◆ DOCUMENT SEGMENT ◆
[Start]

SECURITIES AND EXCHANGE COMMISSION

Washington, DC 20549

 

 

 

FORM 8-K

 

CURRENT REPORT

PURSUANT TO SECTION 13 OR 15(d) OF THE

SECURITIES EXCHANGE ACT OF 1934

 

Date of Report (Date of earliest event reported):  November 3, 2021

 

STAG INDUSTRIAL, INC.

(Exact name of registrant specified in its charter)

 

Maryland   001-34907   27-3099608
(State or Other Jurisdiction   (Commission   (IRS Employer
of Incorporation)   File Number)   Identification No.)

 

One Federal Street, 23rd Floor

Boston, Massachusetts 02110

(Address of principal executive offices, zip code)

 

Registrant’s telephone number, including area code: (617) 574-4777

 

Not applicable

(Former name or former address, if changed since last report)

 

Check the appropriate box below if the Form 8-K filing is intended to simultaneously satisfy the filing obligation of the registrant under any of the following provisions:

 

¨Written communications pursuant to Rule 425 under the Securities Act (17 CFR 230.425)

 

¨Soliciting material pursuant to Rule 14a-12 under the Exchange Act (17 CFR 240.14a-12)

 

¨Pre-commencement communications pursuant to Rule 14d-2(b) under the Exchange Act (17 CFR 240.14d-2(b))

 

¨Pre-commencement communications pursuant to Rule 13e-4(c) under the Exchange Act (17 CFR 240.13e-4(c))

[End]

Stored records:
[Start]

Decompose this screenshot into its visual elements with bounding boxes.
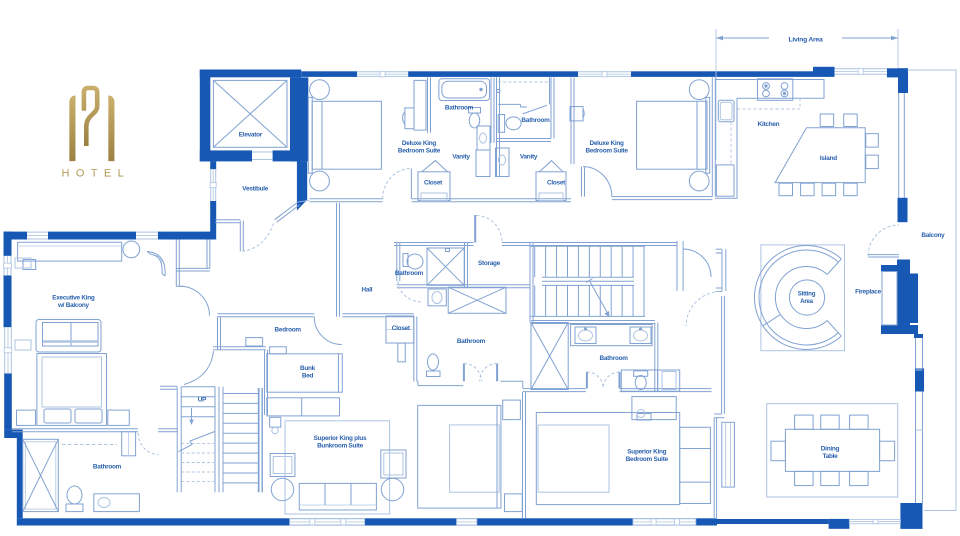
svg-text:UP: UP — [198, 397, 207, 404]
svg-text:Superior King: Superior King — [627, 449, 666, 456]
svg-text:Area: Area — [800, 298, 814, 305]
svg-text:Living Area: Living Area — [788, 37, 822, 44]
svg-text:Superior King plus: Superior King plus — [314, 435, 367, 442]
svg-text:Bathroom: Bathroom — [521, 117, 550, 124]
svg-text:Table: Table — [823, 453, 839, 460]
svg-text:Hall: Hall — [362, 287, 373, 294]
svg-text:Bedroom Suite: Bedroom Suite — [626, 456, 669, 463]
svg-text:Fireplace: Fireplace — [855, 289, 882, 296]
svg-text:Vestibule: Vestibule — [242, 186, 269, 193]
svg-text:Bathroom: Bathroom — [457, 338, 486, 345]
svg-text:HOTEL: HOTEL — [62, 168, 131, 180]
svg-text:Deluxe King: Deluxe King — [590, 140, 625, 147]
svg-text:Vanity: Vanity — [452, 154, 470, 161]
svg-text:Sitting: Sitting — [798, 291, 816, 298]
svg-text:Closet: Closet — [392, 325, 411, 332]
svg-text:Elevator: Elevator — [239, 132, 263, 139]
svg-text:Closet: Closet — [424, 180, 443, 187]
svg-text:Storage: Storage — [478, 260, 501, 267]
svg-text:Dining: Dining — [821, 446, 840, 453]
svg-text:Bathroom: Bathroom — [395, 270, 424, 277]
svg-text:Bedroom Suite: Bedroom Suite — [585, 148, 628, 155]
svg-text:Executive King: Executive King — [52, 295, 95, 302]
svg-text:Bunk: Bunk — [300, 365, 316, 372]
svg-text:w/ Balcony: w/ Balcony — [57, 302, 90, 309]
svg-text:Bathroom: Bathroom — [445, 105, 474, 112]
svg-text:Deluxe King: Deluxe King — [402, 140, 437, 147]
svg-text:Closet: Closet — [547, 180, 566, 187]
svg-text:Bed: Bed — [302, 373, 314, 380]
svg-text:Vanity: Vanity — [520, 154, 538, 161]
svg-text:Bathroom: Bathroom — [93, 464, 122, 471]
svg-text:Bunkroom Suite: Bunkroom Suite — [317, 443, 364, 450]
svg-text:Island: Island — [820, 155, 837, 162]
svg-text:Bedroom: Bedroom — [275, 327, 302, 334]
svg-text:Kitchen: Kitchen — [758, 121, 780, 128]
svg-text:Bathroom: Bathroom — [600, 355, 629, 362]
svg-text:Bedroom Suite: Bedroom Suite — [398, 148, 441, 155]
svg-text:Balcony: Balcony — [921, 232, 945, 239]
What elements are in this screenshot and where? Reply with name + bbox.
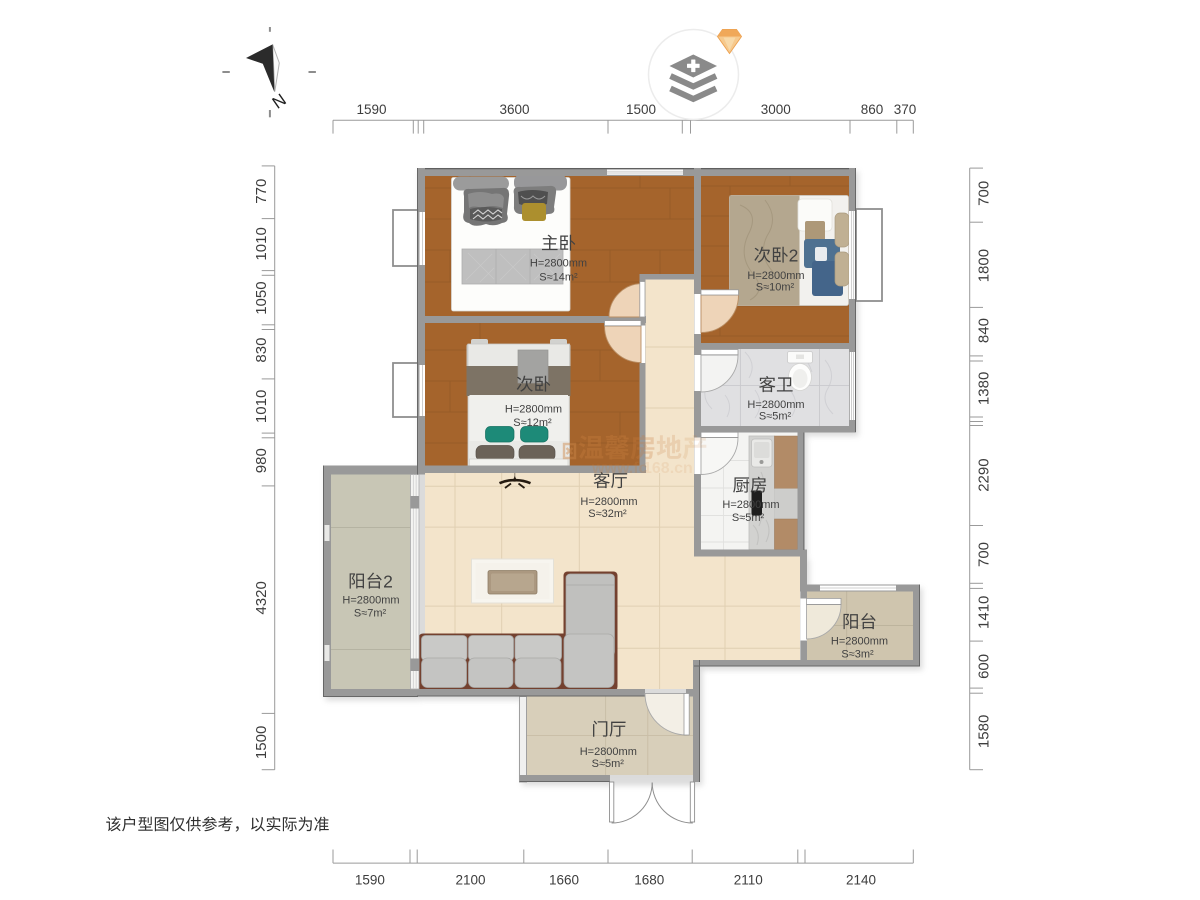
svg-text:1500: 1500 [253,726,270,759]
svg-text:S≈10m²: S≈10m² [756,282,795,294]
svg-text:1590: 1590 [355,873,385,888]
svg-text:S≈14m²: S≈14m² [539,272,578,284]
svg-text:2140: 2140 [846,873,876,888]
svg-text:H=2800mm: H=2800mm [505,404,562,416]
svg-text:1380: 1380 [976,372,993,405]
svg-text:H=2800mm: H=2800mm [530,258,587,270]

[End]

◆ TASKS AND EXERCISES ◆
- a) Which city and street address does the STAG Industrial 8-K filing list for the company's principal executive offices?
- b) Write the next part of the STAG Industrial 8-K filing, picking up after its final checkbox line.
The listing isn't needed for anything here.

◆ RESPONSES ◆
- a) One Federal Street, 23rd Floor, Boston, Massachusetts 02110

- b)
Securities registered or to be registered pursuant to Section 12(b) of the Act:

 

Title of each class   Trading symbols   Name of each exchange on which registered
         
Common Stock, $0.01 par value   STAG   New York Stock Exchange

 

Indicate by check mark whether the registrant is an emerging growth company as defined in Rule 405 of the Securities Act of 1933 (§230.405 of this chapter) or Rule 12b-2 of the Securities and Exchange Act of 1934 (§240.12b-2 of this chapter).

 

Emerging growth company  ¨

 

If an emerging growth company, indicate by check mark if the registrant has elected not to use the extended transition period for complying with any new or revised financial accounting standards provided pursuant to Section 13(a) of the Exchange Act.  ¨

 

 

 

 

 

 

ITEM 8.01.OTHER EVENTS.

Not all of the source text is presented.